** START GIVEN ENTRIES **

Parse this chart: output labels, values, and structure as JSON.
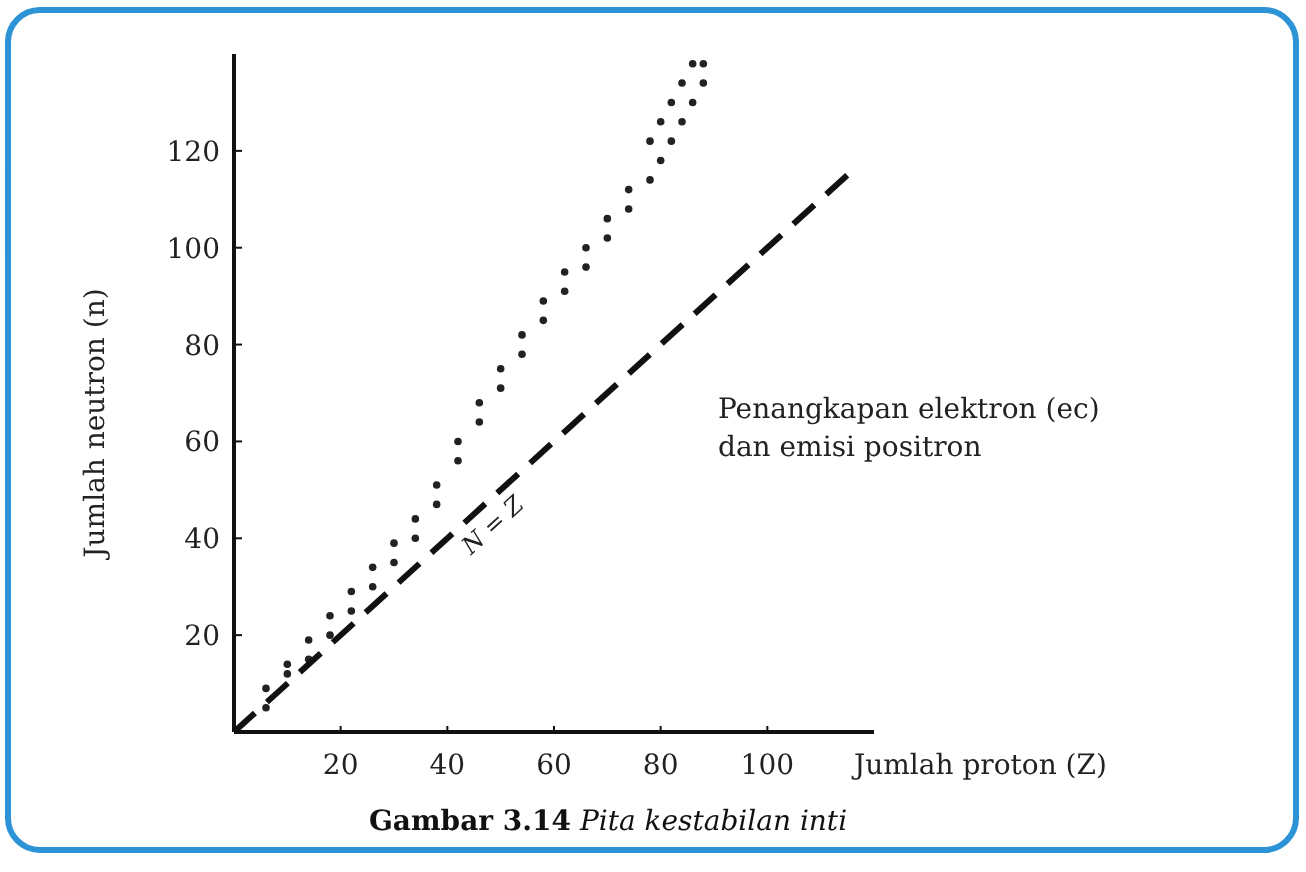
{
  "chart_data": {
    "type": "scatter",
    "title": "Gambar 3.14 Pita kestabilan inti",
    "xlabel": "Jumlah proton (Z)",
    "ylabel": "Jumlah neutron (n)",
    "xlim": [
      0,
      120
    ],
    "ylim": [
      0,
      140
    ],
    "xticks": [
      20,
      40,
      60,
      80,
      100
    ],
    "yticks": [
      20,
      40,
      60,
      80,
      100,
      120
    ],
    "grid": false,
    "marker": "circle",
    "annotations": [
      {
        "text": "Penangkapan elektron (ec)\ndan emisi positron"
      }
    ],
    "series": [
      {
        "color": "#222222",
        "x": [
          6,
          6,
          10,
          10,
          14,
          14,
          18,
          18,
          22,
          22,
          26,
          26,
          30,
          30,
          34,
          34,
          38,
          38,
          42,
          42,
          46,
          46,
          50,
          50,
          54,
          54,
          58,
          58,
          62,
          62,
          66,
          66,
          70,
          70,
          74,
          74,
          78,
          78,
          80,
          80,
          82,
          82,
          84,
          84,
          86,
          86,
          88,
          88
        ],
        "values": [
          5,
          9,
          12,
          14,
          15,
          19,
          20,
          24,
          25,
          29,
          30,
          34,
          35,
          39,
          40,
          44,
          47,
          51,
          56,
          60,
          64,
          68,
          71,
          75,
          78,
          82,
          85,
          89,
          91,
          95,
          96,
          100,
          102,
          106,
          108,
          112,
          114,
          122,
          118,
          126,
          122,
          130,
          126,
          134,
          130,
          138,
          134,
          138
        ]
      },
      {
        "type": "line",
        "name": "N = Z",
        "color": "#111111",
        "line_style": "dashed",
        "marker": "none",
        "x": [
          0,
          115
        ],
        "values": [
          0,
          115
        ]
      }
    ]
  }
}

** END GIVEN ENTRIES **
** START GIVEN ENTRIES **

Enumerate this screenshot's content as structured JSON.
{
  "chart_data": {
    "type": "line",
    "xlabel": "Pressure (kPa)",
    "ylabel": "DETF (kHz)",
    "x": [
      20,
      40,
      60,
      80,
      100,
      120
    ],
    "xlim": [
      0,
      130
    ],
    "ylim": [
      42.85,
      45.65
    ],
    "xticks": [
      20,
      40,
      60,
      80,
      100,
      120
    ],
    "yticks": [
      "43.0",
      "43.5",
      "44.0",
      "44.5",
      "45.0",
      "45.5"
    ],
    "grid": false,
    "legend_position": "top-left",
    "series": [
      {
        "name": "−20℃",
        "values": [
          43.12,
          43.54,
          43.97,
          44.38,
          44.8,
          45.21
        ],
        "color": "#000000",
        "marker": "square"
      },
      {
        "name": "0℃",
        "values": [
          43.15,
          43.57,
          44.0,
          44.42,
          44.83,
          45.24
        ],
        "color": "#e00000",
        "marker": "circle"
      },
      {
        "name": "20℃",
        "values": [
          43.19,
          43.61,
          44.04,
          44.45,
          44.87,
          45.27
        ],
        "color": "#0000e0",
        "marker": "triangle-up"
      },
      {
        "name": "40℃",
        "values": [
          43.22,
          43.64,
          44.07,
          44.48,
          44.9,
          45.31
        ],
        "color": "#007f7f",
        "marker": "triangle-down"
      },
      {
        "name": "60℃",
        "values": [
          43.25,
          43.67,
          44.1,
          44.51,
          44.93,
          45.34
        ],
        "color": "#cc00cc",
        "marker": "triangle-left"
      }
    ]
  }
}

** END GIVEN ENTRIES **
** START GIVEN ENTRIES **

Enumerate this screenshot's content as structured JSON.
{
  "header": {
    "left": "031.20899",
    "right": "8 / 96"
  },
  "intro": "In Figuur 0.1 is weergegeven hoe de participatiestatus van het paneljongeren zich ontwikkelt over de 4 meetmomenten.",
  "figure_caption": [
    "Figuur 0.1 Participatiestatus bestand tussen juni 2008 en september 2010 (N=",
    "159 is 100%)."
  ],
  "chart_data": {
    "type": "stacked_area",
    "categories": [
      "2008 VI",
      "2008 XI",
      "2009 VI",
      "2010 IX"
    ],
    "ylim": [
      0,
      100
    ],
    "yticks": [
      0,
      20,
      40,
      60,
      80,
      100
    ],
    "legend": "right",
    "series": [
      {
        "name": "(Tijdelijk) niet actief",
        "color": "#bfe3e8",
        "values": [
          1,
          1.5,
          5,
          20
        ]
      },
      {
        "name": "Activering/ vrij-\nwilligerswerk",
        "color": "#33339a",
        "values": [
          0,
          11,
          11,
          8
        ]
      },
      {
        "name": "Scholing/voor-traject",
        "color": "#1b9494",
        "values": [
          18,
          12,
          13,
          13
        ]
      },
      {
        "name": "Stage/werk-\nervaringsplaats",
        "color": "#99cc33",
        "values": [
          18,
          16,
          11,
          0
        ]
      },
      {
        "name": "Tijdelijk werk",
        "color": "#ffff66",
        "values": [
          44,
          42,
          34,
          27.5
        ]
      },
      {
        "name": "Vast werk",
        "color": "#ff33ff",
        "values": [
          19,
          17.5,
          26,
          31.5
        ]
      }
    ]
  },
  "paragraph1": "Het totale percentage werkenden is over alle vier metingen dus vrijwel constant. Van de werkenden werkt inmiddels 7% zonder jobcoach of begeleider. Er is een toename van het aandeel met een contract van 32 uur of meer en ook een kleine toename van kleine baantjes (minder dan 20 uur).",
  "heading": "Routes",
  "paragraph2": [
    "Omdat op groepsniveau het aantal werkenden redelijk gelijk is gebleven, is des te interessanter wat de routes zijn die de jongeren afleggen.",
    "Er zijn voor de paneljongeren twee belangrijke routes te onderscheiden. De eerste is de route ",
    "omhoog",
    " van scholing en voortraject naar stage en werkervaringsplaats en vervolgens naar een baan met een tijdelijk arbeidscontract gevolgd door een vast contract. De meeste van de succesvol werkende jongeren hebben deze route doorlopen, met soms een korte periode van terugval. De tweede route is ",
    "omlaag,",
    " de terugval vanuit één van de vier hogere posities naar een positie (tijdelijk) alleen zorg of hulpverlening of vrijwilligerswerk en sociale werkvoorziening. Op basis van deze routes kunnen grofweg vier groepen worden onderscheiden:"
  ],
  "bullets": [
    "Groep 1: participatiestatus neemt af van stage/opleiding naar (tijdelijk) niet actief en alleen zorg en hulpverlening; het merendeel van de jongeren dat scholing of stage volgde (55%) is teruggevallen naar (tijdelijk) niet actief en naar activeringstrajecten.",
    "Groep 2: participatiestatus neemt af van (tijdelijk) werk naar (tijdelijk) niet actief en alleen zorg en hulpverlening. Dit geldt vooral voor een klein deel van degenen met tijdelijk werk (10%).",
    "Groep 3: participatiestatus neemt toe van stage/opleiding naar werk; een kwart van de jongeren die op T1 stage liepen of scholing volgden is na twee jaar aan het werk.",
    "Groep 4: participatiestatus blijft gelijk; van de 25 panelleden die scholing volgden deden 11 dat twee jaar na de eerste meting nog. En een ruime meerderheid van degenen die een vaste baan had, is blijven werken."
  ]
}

** END GIVEN ENTRIES **

Which lines hold the word "Jumlah"? Copy all of them.

SOLUTION TO THIS PROBLEM:
    "xlabel": "Jumlah proton (Z)",
    "ylabel": "Jumlah neutron (n)",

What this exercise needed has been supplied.